[Stored data entries]
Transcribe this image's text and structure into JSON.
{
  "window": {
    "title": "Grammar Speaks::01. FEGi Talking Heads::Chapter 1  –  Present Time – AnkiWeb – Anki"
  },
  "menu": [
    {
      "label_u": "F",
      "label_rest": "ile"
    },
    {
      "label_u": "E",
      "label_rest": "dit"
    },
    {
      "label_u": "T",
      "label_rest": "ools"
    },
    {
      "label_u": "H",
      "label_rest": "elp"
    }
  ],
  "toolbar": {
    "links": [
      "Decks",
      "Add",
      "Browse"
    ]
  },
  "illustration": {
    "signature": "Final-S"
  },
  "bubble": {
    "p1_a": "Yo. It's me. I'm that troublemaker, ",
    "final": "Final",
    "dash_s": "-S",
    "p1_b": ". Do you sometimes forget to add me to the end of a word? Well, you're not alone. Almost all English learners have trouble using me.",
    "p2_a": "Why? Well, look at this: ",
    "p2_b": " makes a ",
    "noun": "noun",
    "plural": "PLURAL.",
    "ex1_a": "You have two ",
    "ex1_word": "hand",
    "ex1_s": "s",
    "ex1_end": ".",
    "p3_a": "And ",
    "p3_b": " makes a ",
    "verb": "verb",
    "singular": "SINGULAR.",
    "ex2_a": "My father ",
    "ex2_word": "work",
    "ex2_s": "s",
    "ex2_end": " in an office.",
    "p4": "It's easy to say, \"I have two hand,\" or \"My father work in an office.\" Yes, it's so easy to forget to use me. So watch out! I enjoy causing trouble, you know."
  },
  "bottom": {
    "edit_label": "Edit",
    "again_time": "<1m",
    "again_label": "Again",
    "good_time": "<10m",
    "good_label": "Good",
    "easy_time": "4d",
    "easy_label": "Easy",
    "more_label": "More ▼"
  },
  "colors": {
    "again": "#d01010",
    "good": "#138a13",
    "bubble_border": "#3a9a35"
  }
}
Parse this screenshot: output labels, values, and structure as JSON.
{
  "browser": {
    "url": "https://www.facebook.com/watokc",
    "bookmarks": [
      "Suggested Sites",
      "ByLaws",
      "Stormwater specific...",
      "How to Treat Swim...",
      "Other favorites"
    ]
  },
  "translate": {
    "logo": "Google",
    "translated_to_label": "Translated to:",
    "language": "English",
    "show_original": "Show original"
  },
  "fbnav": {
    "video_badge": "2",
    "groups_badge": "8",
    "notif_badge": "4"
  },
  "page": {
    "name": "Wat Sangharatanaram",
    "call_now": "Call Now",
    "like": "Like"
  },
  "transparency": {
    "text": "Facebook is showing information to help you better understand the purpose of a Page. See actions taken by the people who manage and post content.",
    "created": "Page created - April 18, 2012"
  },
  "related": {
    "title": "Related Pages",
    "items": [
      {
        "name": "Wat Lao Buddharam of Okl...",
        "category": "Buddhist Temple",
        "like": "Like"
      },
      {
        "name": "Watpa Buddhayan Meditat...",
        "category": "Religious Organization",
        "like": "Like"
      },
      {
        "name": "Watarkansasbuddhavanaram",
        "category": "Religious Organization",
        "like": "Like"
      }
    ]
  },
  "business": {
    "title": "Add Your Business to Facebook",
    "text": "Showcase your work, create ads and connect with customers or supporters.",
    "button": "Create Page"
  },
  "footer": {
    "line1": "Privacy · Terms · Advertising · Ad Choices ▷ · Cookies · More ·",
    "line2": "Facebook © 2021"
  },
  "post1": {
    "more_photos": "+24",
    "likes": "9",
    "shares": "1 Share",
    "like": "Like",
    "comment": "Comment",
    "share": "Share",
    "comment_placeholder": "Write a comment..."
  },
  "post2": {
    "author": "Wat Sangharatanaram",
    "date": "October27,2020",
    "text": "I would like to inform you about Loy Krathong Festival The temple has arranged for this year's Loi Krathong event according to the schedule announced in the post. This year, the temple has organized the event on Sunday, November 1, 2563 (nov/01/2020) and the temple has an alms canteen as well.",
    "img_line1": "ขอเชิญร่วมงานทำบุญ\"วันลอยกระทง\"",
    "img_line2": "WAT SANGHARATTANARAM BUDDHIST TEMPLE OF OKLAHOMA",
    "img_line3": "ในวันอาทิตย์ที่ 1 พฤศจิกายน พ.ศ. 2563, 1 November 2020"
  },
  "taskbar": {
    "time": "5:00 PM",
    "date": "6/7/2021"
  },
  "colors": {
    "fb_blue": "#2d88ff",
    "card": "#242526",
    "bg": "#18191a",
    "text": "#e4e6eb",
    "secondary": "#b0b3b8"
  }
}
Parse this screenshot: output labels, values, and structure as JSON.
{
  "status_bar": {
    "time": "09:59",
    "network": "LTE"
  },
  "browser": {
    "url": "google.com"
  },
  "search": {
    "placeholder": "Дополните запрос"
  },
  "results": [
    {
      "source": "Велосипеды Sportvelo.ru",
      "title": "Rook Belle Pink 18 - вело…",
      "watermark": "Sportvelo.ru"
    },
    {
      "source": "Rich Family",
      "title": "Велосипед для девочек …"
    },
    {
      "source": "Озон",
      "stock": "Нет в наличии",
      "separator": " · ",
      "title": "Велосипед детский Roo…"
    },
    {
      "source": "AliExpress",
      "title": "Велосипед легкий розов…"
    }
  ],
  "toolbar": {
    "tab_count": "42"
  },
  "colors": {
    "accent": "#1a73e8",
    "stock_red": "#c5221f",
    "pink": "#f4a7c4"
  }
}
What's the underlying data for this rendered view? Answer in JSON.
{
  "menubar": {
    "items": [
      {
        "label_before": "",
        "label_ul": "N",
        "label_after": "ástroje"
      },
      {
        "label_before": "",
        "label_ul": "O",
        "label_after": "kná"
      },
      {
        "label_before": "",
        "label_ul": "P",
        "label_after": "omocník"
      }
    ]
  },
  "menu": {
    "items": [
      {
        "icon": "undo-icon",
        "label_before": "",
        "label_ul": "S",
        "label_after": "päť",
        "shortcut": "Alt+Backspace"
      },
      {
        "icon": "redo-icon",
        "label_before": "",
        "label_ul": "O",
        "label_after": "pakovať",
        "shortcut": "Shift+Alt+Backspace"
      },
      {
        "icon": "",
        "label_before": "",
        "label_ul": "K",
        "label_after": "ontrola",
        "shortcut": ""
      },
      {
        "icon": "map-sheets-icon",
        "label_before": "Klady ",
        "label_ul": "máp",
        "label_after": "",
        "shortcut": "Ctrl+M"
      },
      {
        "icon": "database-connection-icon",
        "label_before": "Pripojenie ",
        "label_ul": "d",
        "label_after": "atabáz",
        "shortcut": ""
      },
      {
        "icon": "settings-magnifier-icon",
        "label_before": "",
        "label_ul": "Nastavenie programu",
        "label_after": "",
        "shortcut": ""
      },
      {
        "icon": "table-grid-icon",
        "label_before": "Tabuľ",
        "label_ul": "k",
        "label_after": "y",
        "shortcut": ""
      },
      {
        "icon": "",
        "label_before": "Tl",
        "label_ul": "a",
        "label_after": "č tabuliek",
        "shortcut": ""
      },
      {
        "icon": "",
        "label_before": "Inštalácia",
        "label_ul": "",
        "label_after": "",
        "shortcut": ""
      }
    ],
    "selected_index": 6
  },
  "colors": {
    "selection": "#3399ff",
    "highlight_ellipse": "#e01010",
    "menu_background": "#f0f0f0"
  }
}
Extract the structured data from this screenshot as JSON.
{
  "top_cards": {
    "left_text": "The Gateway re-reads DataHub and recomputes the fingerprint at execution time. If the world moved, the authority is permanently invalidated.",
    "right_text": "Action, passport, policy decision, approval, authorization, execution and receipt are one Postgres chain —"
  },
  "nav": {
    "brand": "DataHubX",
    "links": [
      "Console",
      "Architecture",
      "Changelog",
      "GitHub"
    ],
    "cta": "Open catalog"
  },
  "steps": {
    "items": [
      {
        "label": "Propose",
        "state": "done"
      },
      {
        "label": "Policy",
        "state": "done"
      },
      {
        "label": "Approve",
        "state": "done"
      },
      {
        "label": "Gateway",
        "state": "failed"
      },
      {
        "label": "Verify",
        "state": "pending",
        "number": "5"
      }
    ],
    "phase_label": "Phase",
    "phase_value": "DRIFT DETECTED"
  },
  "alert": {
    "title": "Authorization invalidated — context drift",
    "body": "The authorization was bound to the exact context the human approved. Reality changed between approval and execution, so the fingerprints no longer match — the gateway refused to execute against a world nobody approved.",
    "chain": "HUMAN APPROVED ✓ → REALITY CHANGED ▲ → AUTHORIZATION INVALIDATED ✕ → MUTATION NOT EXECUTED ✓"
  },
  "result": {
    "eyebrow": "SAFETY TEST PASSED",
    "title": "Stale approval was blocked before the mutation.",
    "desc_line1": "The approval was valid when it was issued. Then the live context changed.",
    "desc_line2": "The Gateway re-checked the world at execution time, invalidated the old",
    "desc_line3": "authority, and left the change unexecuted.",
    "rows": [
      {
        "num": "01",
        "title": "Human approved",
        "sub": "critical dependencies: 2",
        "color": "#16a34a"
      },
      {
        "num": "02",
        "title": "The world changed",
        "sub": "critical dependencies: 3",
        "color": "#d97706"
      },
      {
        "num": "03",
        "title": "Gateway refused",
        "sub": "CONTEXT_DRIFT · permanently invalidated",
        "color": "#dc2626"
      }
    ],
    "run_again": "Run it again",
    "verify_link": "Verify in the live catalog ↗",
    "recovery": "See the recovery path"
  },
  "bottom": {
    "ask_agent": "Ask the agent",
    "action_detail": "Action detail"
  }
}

## To do:
Where a line in the entries holds "chain", copy that line.

## Solution to this exercise:
    "right_text": "Action, passport, policy decision, approval, authorization, execution and receipt are one Postgres chain —"
    "chain": "HUMAN APPROVED ✓ → REALITY CHANGED ▲ → AUTHORIZATION INVALIDATED ✕ → MUTATION NOT EXECUTED ✓"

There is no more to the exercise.